* Exercise materials:

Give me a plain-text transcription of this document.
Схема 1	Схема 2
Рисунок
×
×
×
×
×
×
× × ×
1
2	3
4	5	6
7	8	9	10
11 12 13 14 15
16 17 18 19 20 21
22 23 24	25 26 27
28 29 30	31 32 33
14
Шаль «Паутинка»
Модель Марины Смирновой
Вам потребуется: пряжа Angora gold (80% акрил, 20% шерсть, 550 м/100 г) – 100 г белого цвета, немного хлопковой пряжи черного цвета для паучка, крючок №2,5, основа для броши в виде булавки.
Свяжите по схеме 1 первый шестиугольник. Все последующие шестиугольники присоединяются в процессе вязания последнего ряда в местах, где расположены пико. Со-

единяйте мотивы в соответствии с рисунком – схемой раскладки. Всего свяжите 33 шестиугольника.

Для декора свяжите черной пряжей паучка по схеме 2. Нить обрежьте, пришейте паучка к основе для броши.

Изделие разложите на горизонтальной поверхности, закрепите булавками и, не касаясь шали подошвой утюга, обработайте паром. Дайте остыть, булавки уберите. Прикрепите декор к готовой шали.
---
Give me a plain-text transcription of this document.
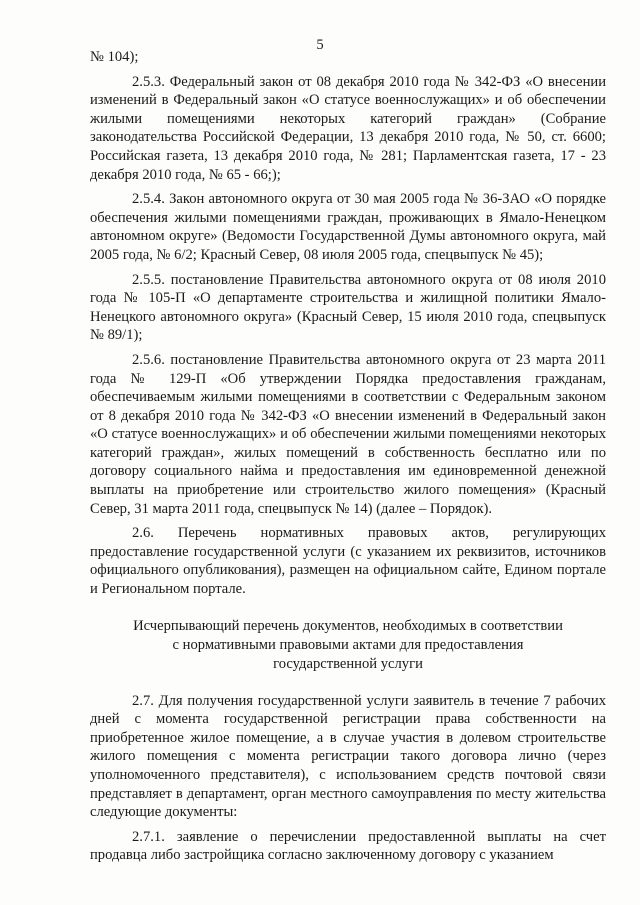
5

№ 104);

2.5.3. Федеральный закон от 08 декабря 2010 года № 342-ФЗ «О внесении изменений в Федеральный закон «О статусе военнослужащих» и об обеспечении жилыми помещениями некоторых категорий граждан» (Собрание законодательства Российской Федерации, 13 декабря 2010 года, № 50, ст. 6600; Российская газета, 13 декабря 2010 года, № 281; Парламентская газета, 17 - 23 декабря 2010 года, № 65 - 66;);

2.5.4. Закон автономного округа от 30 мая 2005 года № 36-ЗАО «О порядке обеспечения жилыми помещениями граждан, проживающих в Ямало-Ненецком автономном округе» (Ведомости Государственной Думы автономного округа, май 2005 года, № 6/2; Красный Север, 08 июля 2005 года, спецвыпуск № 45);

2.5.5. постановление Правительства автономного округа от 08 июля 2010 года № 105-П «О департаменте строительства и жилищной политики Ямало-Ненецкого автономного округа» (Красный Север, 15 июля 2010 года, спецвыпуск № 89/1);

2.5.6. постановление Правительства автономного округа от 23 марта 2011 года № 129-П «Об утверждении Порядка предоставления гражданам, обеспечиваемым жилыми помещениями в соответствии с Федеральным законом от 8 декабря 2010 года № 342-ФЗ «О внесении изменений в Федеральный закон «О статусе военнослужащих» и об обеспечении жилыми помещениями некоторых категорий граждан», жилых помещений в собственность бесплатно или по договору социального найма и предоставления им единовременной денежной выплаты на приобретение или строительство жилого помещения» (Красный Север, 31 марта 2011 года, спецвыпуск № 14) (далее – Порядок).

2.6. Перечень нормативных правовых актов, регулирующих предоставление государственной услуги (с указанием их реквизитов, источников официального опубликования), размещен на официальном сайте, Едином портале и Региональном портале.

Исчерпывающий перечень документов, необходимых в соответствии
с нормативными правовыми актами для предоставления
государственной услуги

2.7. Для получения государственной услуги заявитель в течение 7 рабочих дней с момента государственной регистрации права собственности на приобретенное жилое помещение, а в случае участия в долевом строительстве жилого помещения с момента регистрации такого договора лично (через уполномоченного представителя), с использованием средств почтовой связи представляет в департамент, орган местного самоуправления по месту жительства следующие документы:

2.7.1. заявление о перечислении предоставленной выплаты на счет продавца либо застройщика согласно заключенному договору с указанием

* Work to do: Where does the word "паучка" appear? Return each line that holds it.

* The completed task:
Вам потребуется: пряжа Angora gold (80% акрил, 20% шерсть, 550 м/100 г) – 100 г белого цвета, немного хлопковой пряжи черного цвета для паучка, крючок №2,5, основа для броши в виде булавки.
Для декора свяжите черной пряжей паучка по схеме 2. Нить обрежьте, пришейте паучка к основе для броши.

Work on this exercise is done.